» **ИСХОДНЫЙ ТЕКСТ**:

Как ученый, он предпочитал оперировать понятиями и терминами, если был убежден в их верности и необходимости применения в каждом данном случае. Потебня скептически относился к манере говорить о поэзии в науке и даже в критике образами (как это часто делал, например, Белинский, «поэтически» определяя саму поэзию как «благоухание розы, сон девы, мечту юноши» и т.п.), противополагая этому свой «сухой прозаический ответ» [536], но еще более осуждал манеру говорить о ней терминами, которые «сами требуют объяснения, а часто и вовсе необъяснимыми» [308]. Необоснованное применение терминов, излишнее терминотворчество, а особенно прикрытие изобретенными терминами неясности собственных представлений о сущности того, что ими пытаются обозначать, когда «ограничиваемся терминами, словами, заменяющими исследование» [517], неизменно вызывало его резкий протест. А.Потебня и его ученики, в частности, Д.Н.Овсянико-Куликовский, в связи с этим часто ссылались на саркастические слова Мефистофеля из «Фауста» Гете: «Wo die Begriffe fehlen, da stellt zur rechten Zeit еin Wort sich ein» («где отсутствуют понятия, там как раз вовремя подвертывается слово»). Это место из «Фауста» Б. Пастернак перевел так:

СТУДЕНТ: Да, но словам

Ведь соответствуют понятья.

МЕФИСТОФЕЛЬ: Зачем в них углубляться вам?

Совсем ненужное занятье.

Бессодержательную речь

Всегда легко в слова облечь.

Из голых слов, ярясь и споря,

Возводят здания теорий…

А ведь обоснование научного понятия и создание соответствующего термина – дело исключительно сложное и ответственное. Д.Н.Овсянико-Куликовский говорил, что целые философские системы создавались и существовали ради того, чтобы от них в науке остались в итоге два-три понятия и термина [см. О.-К., 1, 127]1. Если точного научного понятия и термина для исследуемого явления нет, но дать представление о его сущности необходимо, хотя бы и приблизительно, то в этих случаях Потебня считал оправданным применение «образного» языка (в силу необходимости, потому что в принципе для науки язык сравнений и метафор непригоден). «Весьма возможен, – говорил он, – и такой случай, когда слушающий требует прозаического ответа, то есть ответа, состоящего в разложении известного предмета на его признаки, а говорящий вместо такого разложения преподносит ему сравнение, то есть говорит языком поэтическим. Конечно, для говорящего существует необходимость говорить так или иначе; где недостает понятия научного, там появляется образ, слово. Подобного рода поэтические ответы, необходимость говорить поэтически проявляется и у людей, стоящих на высокой степени научного развития. Где недостает научного понятия, там выступает на сцену поэтический образ» [536]. Сам Потебня иногда прибегал к таким приемам, когда говорил, например, о процессах мышления, о создании мысли в слове, употребляя сравнение сознания со «сценой», на которую восходят и с которой сходят мысли, или метафорическое выражение «порог сознания» для разграничения сознательного и бессознательного и т.п. Во всяком случае, в таких ситуациях применение образных выражений он считал более оправданным, чем изобретение терминов, которые могут применяться только при условии полной ясности того, что они обозначают.

» **ДАННЫЕ ДЛЯ АНАЛИЗА**:
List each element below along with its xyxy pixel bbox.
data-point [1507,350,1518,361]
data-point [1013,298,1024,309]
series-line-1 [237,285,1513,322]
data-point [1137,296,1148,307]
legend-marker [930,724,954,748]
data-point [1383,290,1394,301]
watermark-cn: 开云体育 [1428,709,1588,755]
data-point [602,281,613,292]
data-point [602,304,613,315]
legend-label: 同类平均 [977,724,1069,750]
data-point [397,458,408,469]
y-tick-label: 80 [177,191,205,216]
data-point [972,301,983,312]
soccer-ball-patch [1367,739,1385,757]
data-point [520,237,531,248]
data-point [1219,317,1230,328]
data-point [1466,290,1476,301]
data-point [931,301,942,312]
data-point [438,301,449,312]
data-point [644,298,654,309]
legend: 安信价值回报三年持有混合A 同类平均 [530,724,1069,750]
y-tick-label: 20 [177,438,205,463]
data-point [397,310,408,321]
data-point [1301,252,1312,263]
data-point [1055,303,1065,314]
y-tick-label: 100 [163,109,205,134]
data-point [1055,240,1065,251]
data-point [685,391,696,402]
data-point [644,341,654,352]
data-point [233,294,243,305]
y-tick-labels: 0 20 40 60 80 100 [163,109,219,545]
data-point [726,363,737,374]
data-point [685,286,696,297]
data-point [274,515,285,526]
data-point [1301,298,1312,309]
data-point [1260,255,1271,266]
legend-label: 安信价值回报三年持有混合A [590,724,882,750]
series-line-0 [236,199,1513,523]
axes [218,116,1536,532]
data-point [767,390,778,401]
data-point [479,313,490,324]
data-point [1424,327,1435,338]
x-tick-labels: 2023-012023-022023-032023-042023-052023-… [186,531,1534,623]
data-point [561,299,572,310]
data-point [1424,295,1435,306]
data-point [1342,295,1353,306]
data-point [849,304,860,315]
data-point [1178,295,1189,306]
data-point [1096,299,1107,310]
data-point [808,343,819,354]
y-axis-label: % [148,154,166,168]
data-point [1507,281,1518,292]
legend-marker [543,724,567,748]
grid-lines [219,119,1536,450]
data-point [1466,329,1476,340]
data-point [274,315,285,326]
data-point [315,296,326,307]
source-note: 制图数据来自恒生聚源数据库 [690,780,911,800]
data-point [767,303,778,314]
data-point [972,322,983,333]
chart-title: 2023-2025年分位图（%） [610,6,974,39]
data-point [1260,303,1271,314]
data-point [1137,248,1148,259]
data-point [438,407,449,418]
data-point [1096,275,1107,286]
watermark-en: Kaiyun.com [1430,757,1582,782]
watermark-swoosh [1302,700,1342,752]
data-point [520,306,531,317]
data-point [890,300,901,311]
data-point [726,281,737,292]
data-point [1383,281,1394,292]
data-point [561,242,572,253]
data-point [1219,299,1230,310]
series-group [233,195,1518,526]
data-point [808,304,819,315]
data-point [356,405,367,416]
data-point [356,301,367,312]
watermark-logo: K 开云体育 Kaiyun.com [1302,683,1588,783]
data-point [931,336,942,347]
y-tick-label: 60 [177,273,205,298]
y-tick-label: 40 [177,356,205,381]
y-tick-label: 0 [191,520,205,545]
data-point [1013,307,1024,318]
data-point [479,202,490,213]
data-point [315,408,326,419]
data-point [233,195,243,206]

» **СПИСОК ЗАДАНИЙ**:
1/ Ответьте на вопросы по тексту о Потебне и пометьте ответы так же:
(а) Из какого произведения Потебня и его ученики часто приводили слова Мефистофеля?
(б) Кто перевел это место на русский язык?
(в) С чем Потебня сравнивал сознание, говоря о процессах мышления?
2/ Продолжите текст о Потебне, начав сразу после его последнего предложения.

» **ОТВЕТЫ**:
1/
(а) Из «Фауста» Гете.
(б) Б. Пастернак.
(в) Со «сценой», на которую восходят и с которой сходят мысли.

2/
Но в любом случае и в своих научных работах, и в своих лекциях Потебня стремился избегать наукообразия, ненужной и мешающей пониманию сложности, и, зная лучше многих, что «всякое понимание есть непонимание», больше всего заботился о том, чтобы его мысль была выражена максимально точно и просто, чтобы процесс понимания его мыслей слушателями и читателями не осложнялся излишней сложностью их формулирования. Вот почему в его лекциях так часто мелькали выражения: «Я не знаю, в состоянии ли я буду достаточно объяснить этот вопрос…» [480]; «Я боюсь, что запутанно выразился…» [482]; «Это может показаться неясным…» [502]. «Я чувствую, что этот вопрос недостаточно мною разъяснен, между тем возможность его чрезвычайна»… [484].

Сложность понимания и усвоения идей Потебни связана вовсе не со сложностью его научного языка, а со сложностью самой их сути и фрагментарностью его отрывочных, не систематизированных заметок, которые сам он предназначал и использовал только как материалы для лекций и не успел обработать для публикации в виде книг или статей.